[start]
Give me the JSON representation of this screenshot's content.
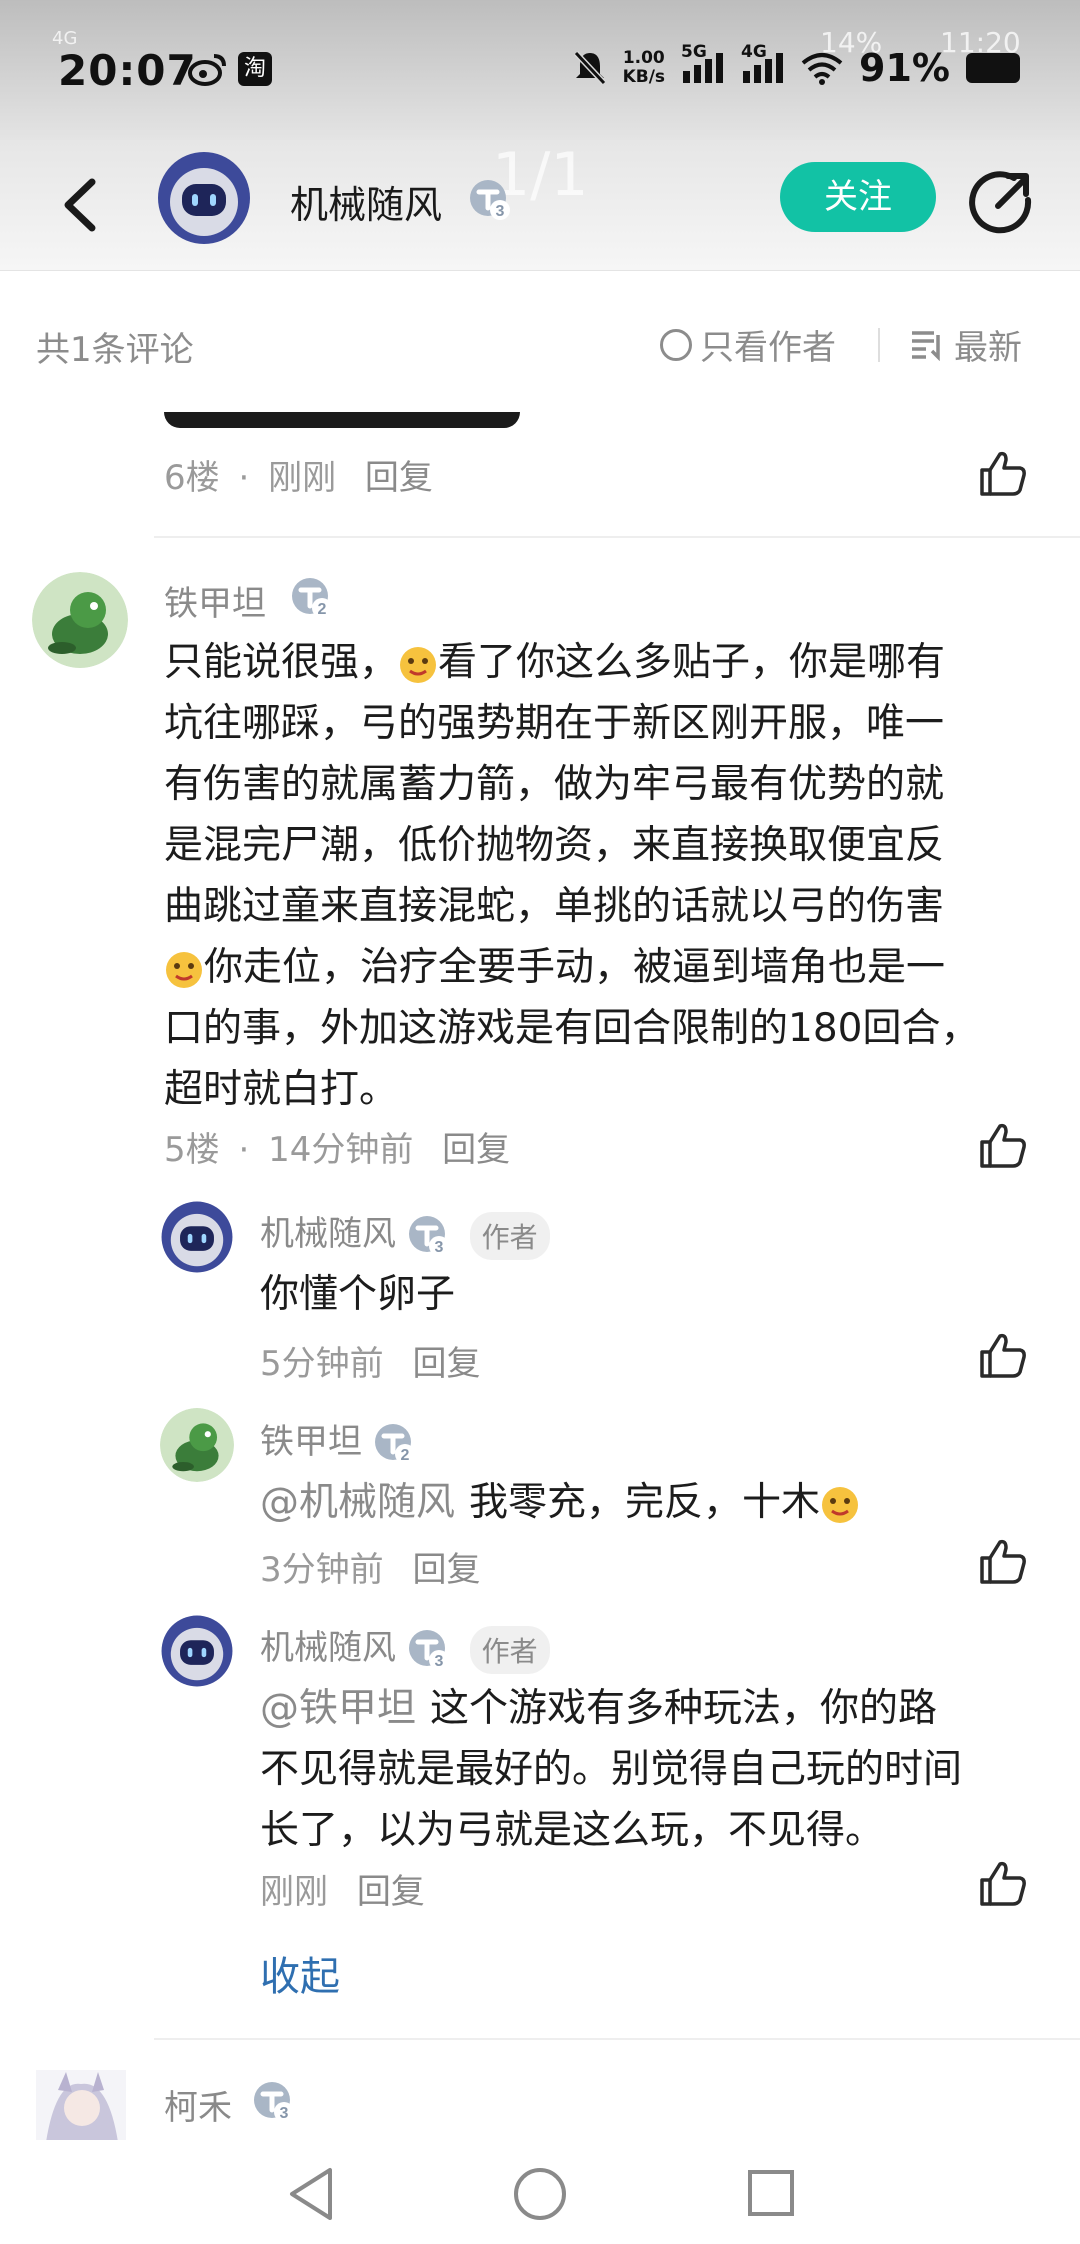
{
  "status_bar": {
    "time": "20:07",
    "ghost_time": "11:20",
    "ghost_battery": "14%",
    "ghost_page": "1/1",
    "network_speed_value": "1.00",
    "network_speed_unit": "KB/s",
    "network_5g": "5G",
    "network_4g": "4G",
    "signal_4g": "4G",
    "battery_pct": "91%",
    "taobao_icon": "淘"
  },
  "header": {
    "username": "机械随风",
    "level": "3",
    "follow_label": "关注"
  },
  "comment_bar": {
    "count_label": "共1条评论",
    "author_only_label": "只看作者",
    "sort_label": "最新"
  },
  "floor6": {
    "floor": "6楼",
    "time": "刚刚",
    "reply": "回复"
  },
  "floor5": {
    "username": "铁甲坦",
    "level": "2",
    "lines": [
      [
        "只能说很强，",
        "😜",
        "看了你这么多贴子，你是哪有"
      ],
      [
        "坑往哪踩，弓的强势期在于新区刚开服，唯一"
      ],
      [
        "有伤害的就属蓄力箭，做为牢弓最有优势的就"
      ],
      [
        "是混完尸潮，低价抛物资，来直接换取便宜反"
      ],
      [
        "曲跳过童来直接混蛇，单挑的话就以弓的伤害"
      ],
      [
        "😜",
        "你走位，治疗全要手动，被逼到墙角也是一"
      ],
      [
        "口的事，外加这游戏是有回合限制的180回合，"
      ],
      [
        "超时就白打。"
      ]
    ],
    "floor": "5楼",
    "dot": "·",
    "time": "14分钟前",
    "reply": "回复"
  },
  "replies": [
    {
      "username": "机械随风",
      "level": "3",
      "author_tag": "作者",
      "mention": "",
      "lines": [
        "你懂个卵子"
      ],
      "time": "5分钟前",
      "reply": "回复"
    },
    {
      "username": "铁甲坦",
      "level": "2",
      "author_tag": "",
      "mention": "@机械随风",
      "lines": [
        "我零充，完反，十木"
      ],
      "time": "3分钟前",
      "reply": "回复"
    },
    {
      "username": "机械随风",
      "level": "3",
      "author_tag": "作者",
      "mention": "@铁甲坦",
      "lines": [
        "这个游戏有多种玩法，你的路",
        "不见得就是最好的。别觉得自己玩的时间",
        "长了，以为弓就是这么玩，不见得。"
      ],
      "time": "刚刚",
      "reply": "回复"
    }
  ],
  "collapse_label": "收起",
  "next_comment": {
    "username": "柯禾",
    "level": "3"
  },
  "colors": {
    "accent": "#12c2a5",
    "link": "#2f6fb0",
    "meta": "#9a9a9a"
  },
  "icons": [
    "back-arrow-icon",
    "share-icon",
    "circle-icon",
    "sort-list-icon",
    "thumbs-up-icon",
    "nav-back-icon",
    "nav-home-icon",
    "nav-recents-icon"
  ]
}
[end]
> Your goal
Word for word, quote the lines above. Omit the pictures.

> The response
Give me the JSON representation of this screenshot's content.
{
  "status_bar": {
    "time": "20:07",
    "ghost_time": "11:20",
    "ghost_battery": "14%",
    "ghost_page": "1/1",
    "network_speed_value": "1.00",
    "network_speed_unit": "KB/s",
    "network_5g": "5G",
    "network_4g": "4G",
    "signal_4g": "4G",
    "battery_pct": "91%",
    "taobao_icon": "淘"
  },
  "header": {
    "username": "机械随风",
    "level": "3",
    "follow_label": "关注"
  },
  "comment_bar": {
    "count_label": "共1条评论",
    "author_only_label": "只看作者",
    "sort_label": "最新"
  },
  "floor6": {
    "floor": "6楼",
    "time": "刚刚",
    "reply": "回复"
  },
  "floor5": {
    "username": "铁甲坦",
    "level": "2",
    "lines": [
      [
        "只能说很强，",
        "😜",
        "看了你这么多贴子，你是哪有"
      ],
      [
        "坑往哪踩，弓的强势期在于新区刚开服，唯一"
      ],
      [
        "有伤害的就属蓄力箭，做为牢弓最有优势的就"
      ],
      [
        "是混完尸潮，低价抛物资，来直接换取便宜反"
      ],
      [
        "曲跳过童来直接混蛇，单挑的话就以弓的伤害"
      ],
      [
        "😜",
        "你走位，治疗全要手动，被逼到墙角也是一"
      ],
      [
        "口的事，外加这游戏是有回合限制的180回合，"
      ],
      [
        "超时就白打。"
      ]
    ],
    "floor": "5楼",
    "dot": "·",
    "time": "14分钟前",
    "reply": "回复"
  },
  "replies": [
    {
      "username": "机械随风",
      "level": "3",
      "author_tag": "作者",
      "mention": "",
      "lines": [
        "你懂个卵子"
      ],
      "time": "5分钟前",
      "reply": "回复"
    },
    {
      "username": "铁甲坦",
      "level": "2",
      "author_tag": "",
      "mention": "@机械随风",
      "lines": [
        "我零充，完反，十木"
      ],
      "time": "3分钟前",
      "reply": "回复"
    },
    {
      "username": "机械随风",
      "level": "3",
      "author_tag": "作者",
      "mention": "@铁甲坦",
      "lines": [
        "这个游戏有多种玩法，你的路",
        "不见得就是最好的。别觉得自己玩的时间",
        "长了，以为弓就是这么玩，不见得。"
      ],
      "time": "刚刚",
      "reply": "回复"
    }
  ],
  "collapse_label": "收起",
  "next_comment": {
    "username": "柯禾",
    "level": "3"
  },
  "colors": {
    "accent": "#12c2a5",
    "link": "#2f6fb0",
    "meta": "#9a9a9a"
  },
  "icons": [
    "back-arrow-icon",
    "share-icon",
    "circle-icon",
    "sort-list-icon",
    "thumbs-up-icon",
    "nav-back-icon",
    "nav-home-icon",
    "nav-recents-icon"
  ]
}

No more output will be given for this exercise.